WHAT YOU WILL DO: Select lines where the word "DAMINOV" appears.

== EXCERPTED RECORDS

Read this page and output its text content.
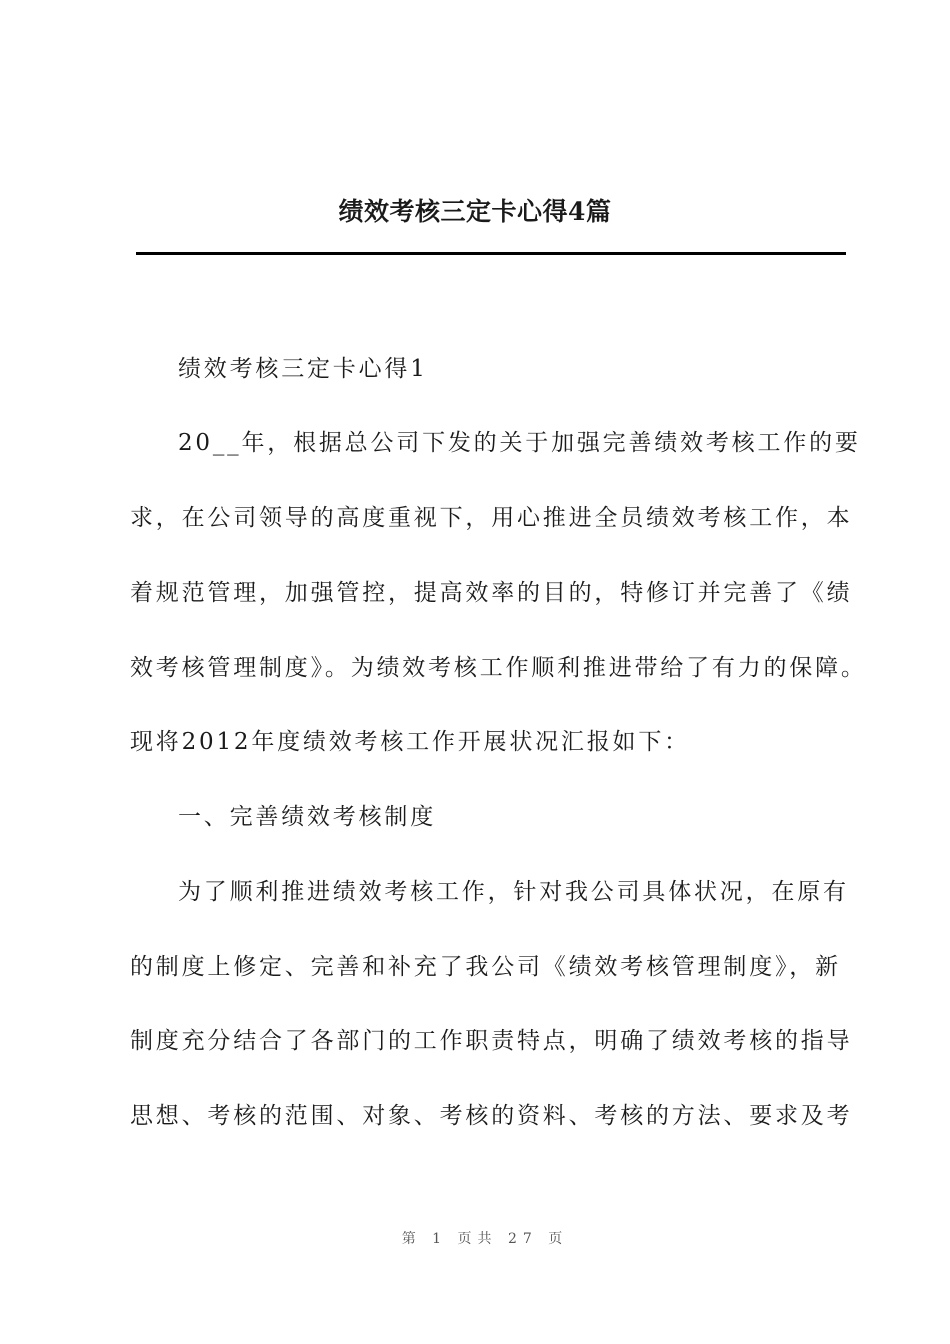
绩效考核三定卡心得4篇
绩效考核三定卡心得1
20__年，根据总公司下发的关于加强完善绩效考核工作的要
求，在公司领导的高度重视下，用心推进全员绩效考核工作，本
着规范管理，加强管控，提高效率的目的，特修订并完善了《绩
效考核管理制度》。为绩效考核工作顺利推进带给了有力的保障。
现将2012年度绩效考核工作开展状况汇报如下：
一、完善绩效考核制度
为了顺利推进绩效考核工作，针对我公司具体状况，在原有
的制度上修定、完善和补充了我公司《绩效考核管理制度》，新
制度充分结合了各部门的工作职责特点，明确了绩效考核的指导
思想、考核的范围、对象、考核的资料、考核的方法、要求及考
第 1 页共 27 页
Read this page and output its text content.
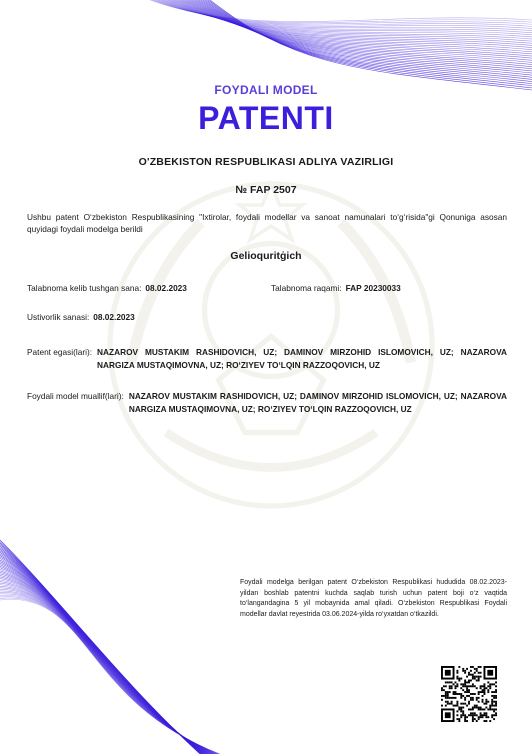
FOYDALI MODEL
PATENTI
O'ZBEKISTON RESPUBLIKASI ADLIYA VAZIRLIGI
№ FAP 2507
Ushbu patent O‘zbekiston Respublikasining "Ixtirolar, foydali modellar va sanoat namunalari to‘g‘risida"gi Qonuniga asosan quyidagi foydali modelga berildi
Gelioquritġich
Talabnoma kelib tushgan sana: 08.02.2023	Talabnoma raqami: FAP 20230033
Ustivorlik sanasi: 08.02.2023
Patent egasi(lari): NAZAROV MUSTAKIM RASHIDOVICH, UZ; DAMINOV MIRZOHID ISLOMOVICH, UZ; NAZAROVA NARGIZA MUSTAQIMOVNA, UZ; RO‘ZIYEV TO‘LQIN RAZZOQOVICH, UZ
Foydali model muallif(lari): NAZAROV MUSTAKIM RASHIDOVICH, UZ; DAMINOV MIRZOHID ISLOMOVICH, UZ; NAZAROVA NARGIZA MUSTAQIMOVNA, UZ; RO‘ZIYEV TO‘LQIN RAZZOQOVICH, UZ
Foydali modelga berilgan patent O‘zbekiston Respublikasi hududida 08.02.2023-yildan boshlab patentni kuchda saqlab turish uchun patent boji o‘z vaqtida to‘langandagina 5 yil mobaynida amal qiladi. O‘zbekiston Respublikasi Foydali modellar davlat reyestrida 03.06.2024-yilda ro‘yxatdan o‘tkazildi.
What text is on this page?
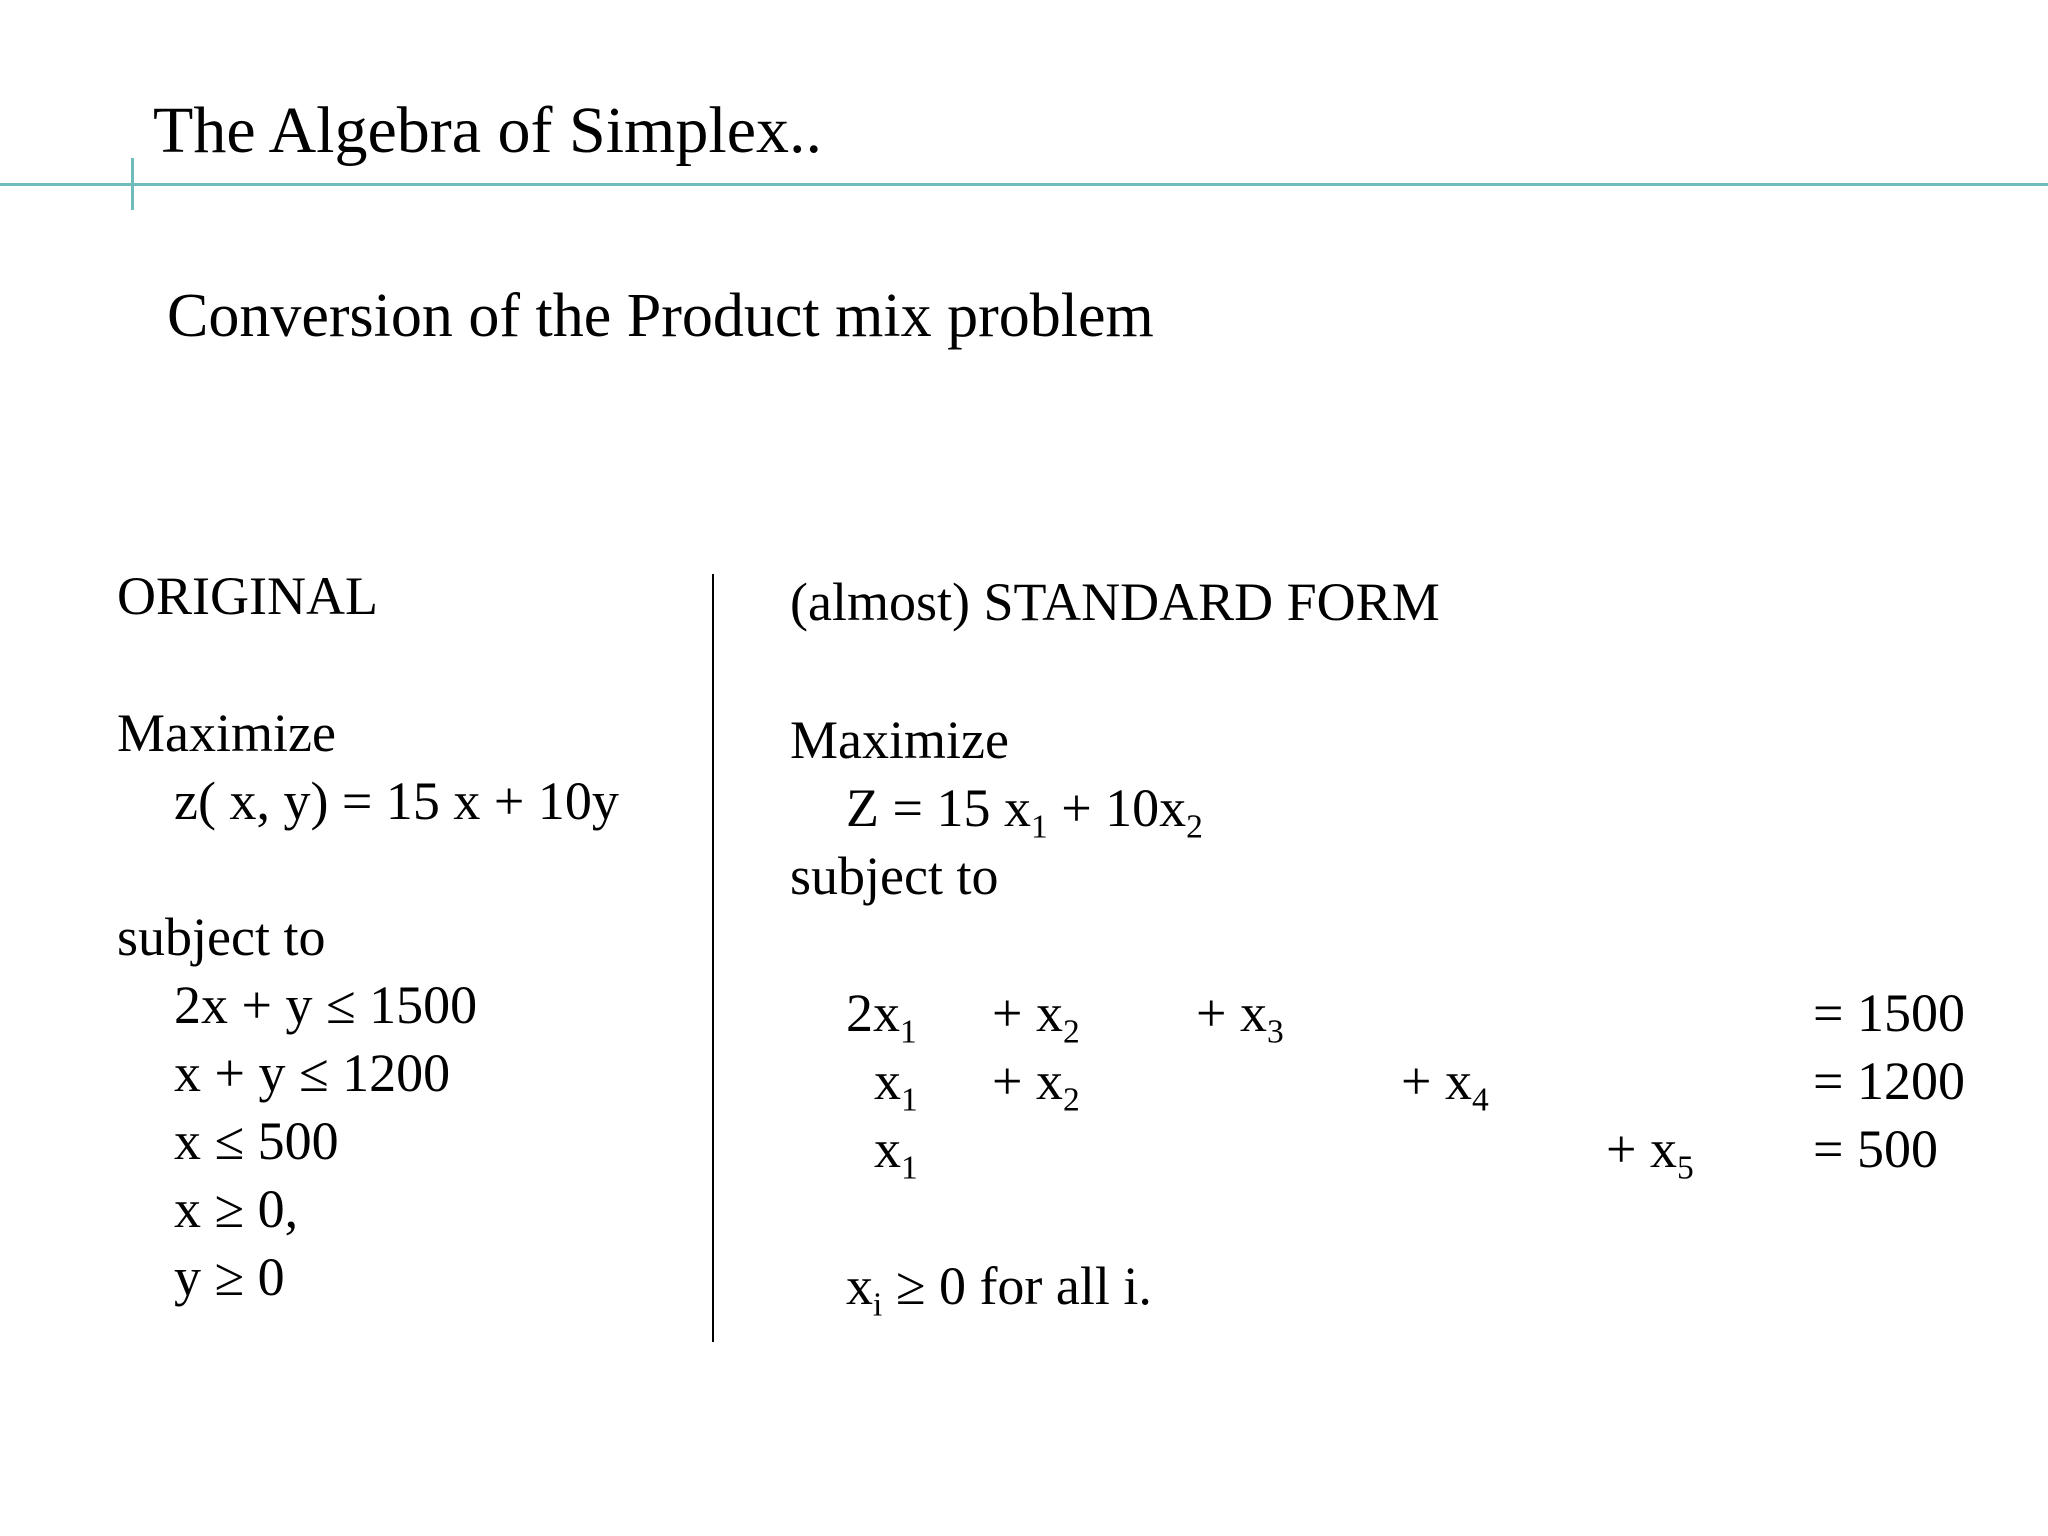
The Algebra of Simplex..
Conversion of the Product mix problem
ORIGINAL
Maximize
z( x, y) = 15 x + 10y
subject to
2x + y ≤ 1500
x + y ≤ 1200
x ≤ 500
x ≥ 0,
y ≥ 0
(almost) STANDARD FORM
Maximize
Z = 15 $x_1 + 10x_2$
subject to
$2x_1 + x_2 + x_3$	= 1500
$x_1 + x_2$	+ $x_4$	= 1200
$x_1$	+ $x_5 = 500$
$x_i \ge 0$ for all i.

====

RESULT OF THE TASK:
Patent egasi(lari): NAZAROV MUSTAKIM RASHIDOVICH, UZ; DAMINOV MIRZOHID ISLOMOVICH, UZ; NAZAROVA NARGIZA MUSTAQIMOVNA, UZ; RO‘ZIYEV TO‘LQIN RAZZOQOVICH, UZ
Foydali model muallif(lari): NAZAROV MUSTAKIM RASHIDOVICH, UZ; DAMINOV MIRZOHID ISLOMOVICH, UZ; NAZAROVA NARGIZA MUSTAQIMOVNA, UZ; RO‘ZIYEV TO‘LQIN RAZZOQOVICH, UZ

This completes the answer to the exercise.